## begin DATA PROVIDED

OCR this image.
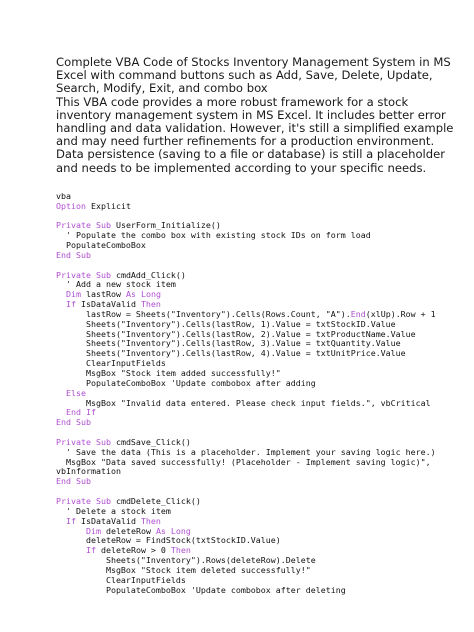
Complete VBA Code of Stocks Inventory Management System in MS
Excel with command buttons such as Add, Save, Delete, Update,
Search, Modify, Exit, and combo box
This VBA code provides a more robust framework for a stock
inventory management system in MS Excel. It includes better error
handling and data validation. However, it's still a simplified example
and may need further refinements for a production environment.
Data persistence (saving to a file or database) is still a placeholder
and needs to be implemented according to your specific needs.
vba
Option Explicit
Private Sub UserForm_Initialize()
' Populate the combo box with existing stock IDs on form load
PopulateComboBox
End Sub
Private Sub cmdAdd_Click()
' Add a new stock item
Dim lastRow As Long
If IsDataValid Then
lastRow = Sheets("Inventory").Cells(Rows.Count, "A").End(xlUp).Row + 1
Sheets("Inventory").Cells(lastRow, 1).Value = txtStockID.Value
Sheets("Inventory").Cells(lastRow, 2).Value = txtProductName.Value
Sheets("Inventory").Cells(lastRow, 3).Value = txtQuantity.Value
Sheets("Inventory").Cells(lastRow, 4).Value = txtUnitPrice.Value
ClearInputFields
MsgBox "Stock item added successfully!"
PopulateComboBox 'Update combobox after adding
Else
MsgBox "Invalid data entered. Please check input fields.", vbCritical
End If
End Sub
Private Sub cmdSave_Click()
' Save the data (This is a placeholder. Implement your saving logic here.)
MsgBox "Data saved successfully! (Placeholder - Implement saving logic)",
vbInformation
End Sub
Private Sub cmdDelete_Click()
' Delete a stock item
If IsDataValid Then
Dim deleteRow As Long
deleteRow = FindStock(txtStockID.Value)
If deleteRow > 0 Then
Sheets("Inventory").Rows(deleteRow).Delete
MsgBox "Stock item deleted successfully!"
ClearInputFields
PopulateComboBox 'Update combobox after deleting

## end DATA PROVIDED

[WHAT IS ASKED]:
Search the data for the word "still" and copy each line where it appears.

[RESPONSE FOR THIS EXERCISE]:
handling and data validation. However, it's still a simplified example
Data persistence (saving to a file or database) is still a placeholder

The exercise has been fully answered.